## Data rows
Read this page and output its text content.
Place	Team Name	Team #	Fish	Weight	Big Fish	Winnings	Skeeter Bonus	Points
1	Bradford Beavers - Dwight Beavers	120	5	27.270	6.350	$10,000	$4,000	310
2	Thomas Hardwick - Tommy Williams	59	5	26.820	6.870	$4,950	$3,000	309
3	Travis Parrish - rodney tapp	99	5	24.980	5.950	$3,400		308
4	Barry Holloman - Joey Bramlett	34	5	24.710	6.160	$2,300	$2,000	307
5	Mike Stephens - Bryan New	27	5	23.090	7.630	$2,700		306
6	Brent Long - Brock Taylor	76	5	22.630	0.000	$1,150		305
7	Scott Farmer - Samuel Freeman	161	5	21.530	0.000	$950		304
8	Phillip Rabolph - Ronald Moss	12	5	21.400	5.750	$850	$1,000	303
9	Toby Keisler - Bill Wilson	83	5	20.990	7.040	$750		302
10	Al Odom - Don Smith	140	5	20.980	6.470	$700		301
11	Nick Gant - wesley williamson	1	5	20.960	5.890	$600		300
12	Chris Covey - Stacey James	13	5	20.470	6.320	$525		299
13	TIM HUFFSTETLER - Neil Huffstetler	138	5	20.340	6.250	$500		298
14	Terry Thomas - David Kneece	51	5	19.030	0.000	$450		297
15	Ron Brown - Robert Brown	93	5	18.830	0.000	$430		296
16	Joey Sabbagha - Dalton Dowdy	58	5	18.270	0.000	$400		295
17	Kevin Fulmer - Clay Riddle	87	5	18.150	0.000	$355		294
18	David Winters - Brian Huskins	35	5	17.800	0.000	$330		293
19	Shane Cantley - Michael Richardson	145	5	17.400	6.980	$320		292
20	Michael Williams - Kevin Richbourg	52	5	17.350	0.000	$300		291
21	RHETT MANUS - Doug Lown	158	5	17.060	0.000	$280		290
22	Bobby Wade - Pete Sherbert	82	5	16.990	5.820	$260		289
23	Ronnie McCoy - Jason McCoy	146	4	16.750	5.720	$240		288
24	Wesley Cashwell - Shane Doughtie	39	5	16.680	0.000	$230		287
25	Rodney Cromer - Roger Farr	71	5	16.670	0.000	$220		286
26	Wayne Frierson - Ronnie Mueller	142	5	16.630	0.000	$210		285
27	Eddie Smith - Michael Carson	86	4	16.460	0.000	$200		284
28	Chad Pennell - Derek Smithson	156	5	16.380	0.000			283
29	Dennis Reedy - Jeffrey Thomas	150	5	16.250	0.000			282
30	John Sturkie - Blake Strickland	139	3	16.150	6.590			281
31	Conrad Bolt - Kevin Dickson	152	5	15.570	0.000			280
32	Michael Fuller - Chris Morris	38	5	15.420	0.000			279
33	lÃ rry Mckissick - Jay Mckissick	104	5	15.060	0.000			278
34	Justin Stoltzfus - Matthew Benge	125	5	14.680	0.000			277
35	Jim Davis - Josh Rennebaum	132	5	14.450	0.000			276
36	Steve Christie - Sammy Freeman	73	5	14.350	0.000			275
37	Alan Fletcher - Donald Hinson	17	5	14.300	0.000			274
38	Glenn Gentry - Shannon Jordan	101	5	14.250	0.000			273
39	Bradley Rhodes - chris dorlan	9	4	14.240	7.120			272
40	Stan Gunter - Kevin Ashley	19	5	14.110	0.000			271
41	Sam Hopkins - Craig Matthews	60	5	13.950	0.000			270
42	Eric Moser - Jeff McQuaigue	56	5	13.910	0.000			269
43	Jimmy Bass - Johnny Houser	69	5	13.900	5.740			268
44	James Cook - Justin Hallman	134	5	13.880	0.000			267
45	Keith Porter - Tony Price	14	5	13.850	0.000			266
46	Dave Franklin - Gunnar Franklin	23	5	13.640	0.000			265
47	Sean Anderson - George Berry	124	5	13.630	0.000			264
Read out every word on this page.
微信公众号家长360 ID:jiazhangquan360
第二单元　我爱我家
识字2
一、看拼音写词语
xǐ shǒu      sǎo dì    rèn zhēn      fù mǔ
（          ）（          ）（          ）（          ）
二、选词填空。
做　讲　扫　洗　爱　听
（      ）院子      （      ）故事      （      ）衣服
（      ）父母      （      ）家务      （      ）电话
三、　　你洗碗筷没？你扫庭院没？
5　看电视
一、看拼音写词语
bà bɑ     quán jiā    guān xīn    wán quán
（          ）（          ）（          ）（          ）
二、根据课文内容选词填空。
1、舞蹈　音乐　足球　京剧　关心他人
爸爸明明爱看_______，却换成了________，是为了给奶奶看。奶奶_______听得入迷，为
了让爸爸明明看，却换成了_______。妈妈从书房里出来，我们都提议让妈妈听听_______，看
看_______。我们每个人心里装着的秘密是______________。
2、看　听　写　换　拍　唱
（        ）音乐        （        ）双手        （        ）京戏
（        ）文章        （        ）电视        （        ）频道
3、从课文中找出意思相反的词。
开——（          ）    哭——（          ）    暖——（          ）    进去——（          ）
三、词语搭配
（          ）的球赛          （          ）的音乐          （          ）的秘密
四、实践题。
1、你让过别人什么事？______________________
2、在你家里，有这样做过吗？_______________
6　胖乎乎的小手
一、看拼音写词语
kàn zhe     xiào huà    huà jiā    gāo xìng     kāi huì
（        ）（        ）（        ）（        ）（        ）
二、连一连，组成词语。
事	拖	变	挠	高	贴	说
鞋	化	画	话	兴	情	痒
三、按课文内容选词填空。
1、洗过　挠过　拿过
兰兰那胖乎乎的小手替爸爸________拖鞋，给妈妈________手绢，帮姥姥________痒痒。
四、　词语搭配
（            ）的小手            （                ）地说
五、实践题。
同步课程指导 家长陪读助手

## Brief
Extract all the entries word for word.

## Written response
Read this page and output its text content.
Place	Team Name	Team #	Fish	Weight	Big Fish	Winnings	Skeeter Bonus	Points
1	Bradford Beavers - Dwight Beavers	120	5	27.270	6.350	$10,000	$4,000	310
2	Thomas Hardwick - Tommy Williams	59	5	26.820	6.870	$4,950	$3,000	309
3	Travis Parrish - rodney tapp	99	5	24.980	5.950	$3,400		308
4	Barry Holloman - Joey Bramlett	34	5	24.710	6.160	$2,300	$2,000	307
5	Mike Stephens - Bryan New	27	5	23.090	7.630	$2,700		306
6	Brent Long - Brock Taylor	76	5	22.630	0.000	$1,150		305
7	Scott Farmer - Samuel Freeman	161	5	21.530	0.000	$950		304
8	Phillip Rabolph - Ronald Moss	12	5	21.400	5.750	$850	$1,000	303
9	Toby Keisler - Bill Wilson	83	5	20.990	7.040	$750		302
10	Al Odom - Don Smith	140	5	20.980	6.470	$700		301
11	Nick Gant - wesley williamson	1	5	20.960	5.890	$600		300
12	Chris Covey - Stacey James	13	5	20.470	6.320	$525		299
13	TIM HUFFSTETLER - Neil Huffstetler	138	5	20.340	6.250	$500		298
14	Terry Thomas - David Kneece	51	5	19.030	0.000	$450		297
15	Ron Brown - Robert Brown	93	5	18.830	0.000	$430		296
16	Joey Sabbagha - Dalton Dowdy	58	5	18.270	0.000	$400		295
17	Kevin Fulmer - Clay Riddle	87	5	18.150	0.000	$355		294
18	David Winters - Brian Huskins	35	5	17.800	0.000	$330		293
19	Shane Cantley - Michael Richardson	145	5	17.400	6.980	$320		292
20	Michael Williams - Kevin Richbourg	52	5	17.350	0.000	$300		291
21	RHETT MANUS - Doug Lown	158	5	17.060	0.000	$280		290
22	Bobby Wade - Pete Sherbert	82	5	16.990	5.820	$260		289
23	Ronnie McCoy - Jason McCoy	146	4	16.750	5.720	$240		288
24	Wesley Cashwell - Shane Doughtie	39	5	16.680	0.000	$230		287
25	Rodney Cromer - Roger Farr	71	5	16.670	0.000	$220		286
26	Wayne Frierson - Ronnie Mueller	142	5	16.630	0.000	$210		285
27	Eddie Smith - Michael Carson	86	4	16.460	0.000	$200		284
28	Chad Pennell - Derek Smithson	156	5	16.380	0.000			283
29	Dennis Reedy - Jeffrey Thomas	150	5	16.250	0.000			282
30	John Sturkie - Blake Strickland	139	3	16.150	6.590			281
31	Conrad Bolt - Kevin Dickson	152	5	15.570	0.000			280
32	Michael Fuller - Chris Morris	38	5	15.420	0.000			279
33	lÃ rry Mckissick - Jay Mckissick	104	5	15.060	0.000			278
34	Justin Stoltzfus - Matthew Benge	125	5	14.680	0.000			277
35	Jim Davis - Josh Rennebaum	132	5	14.450	0.000			276
36	Steve Christie - Sammy Freeman	73	5	14.350	0.000			275
37	Alan Fletcher - Donald Hinson	17	5	14.300	0.000			274
38	Glenn Gentry - Shannon Jordan	101	5	14.250	0.000			273
39	Bradley Rhodes - chris dorlan	9	4	14.240	7.120			272
40	Stan Gunter - Kevin Ashley	19	5	14.110	0.000			271
41	Sam Hopkins - Craig Matthews	60	5	13.950	0.000			270
42	Eric Moser - Jeff McQuaigue	56	5	13.910	0.000			269
43	Jimmy Bass - Johnny Houser	69	5	13.900	5.740			268
44	James Cook - Justin Hallman	134	5	13.880	0.000			267
45	Keith Porter - Tony Price	14	5	13.850	0.000			266
46	Dave Franklin - Gunnar Franklin	23	5	13.640	0.000			265
47	Sean Anderson - George Berry	124	5	13.630	0.000			264
Read out every word on this page.
微信公众号家长360 ID:jiazhangquan360
第二单元　我爱我家
识字2
一、看拼音写词语
xǐ shǒu      sǎo dì    rèn zhēn      fù mǔ
（          ）（          ）（          ）（          ）
二、选词填空。
做　讲　扫　洗　爱　听
（      ）院子      （      ）故事      （      ）衣服
（      ）父母      （      ）家务      （      ）电话
三、　　你洗碗筷没？你扫庭院没？
5　看电视
一、看拼音写词语
bà bɑ     quán jiā    guān xīn    wán quán
（          ）（          ）（          ）（          ）
二、根据课文内容选词填空。
1、舞蹈　音乐　足球　京剧　关心他人
爸爸明明爱看_______，却换成了________，是为了给奶奶看。奶奶_______听得入迷，为
了让爸爸明明看，却换成了_______。妈妈从书房里出来，我们都提议让妈妈听听_______，看
看_______。我们每个人心里装着的秘密是______________。
2、看　听　写　换　拍　唱
（        ）音乐        （        ）双手        （        ）京戏
（        ）文章        （        ）电视        （        ）频道
3、从课文中找出意思相反的词。
开——（          ）    哭——（          ）    暖——（          ）    进去——（          ）
三、词语搭配
（          ）的球赛          （          ）的音乐          （          ）的秘密
四、实践题。
1、你让过别人什么事？______________________
2、在你家里，有这样做过吗？_______________
6　胖乎乎的小手
一、看拼音写词语
kàn zhe     xiào huà    huà jiā    gāo xìng     kāi huì
（        ）（        ）（        ）（        ）（        ）
二、连一连，组成词语。
事	拖	变	挠	高	贴	说
鞋	化	画	话	兴	情	痒
三、按课文内容选词填空。
1、洗过　挠过　拿过
兰兰那胖乎乎的小手替爸爸________拖鞋，给妈妈________手绢，帮姥姥________痒痒。
四、　词语搭配
（            ）的小手            （                ）地说
五、实践题。
同步课程指导 家长陪读助手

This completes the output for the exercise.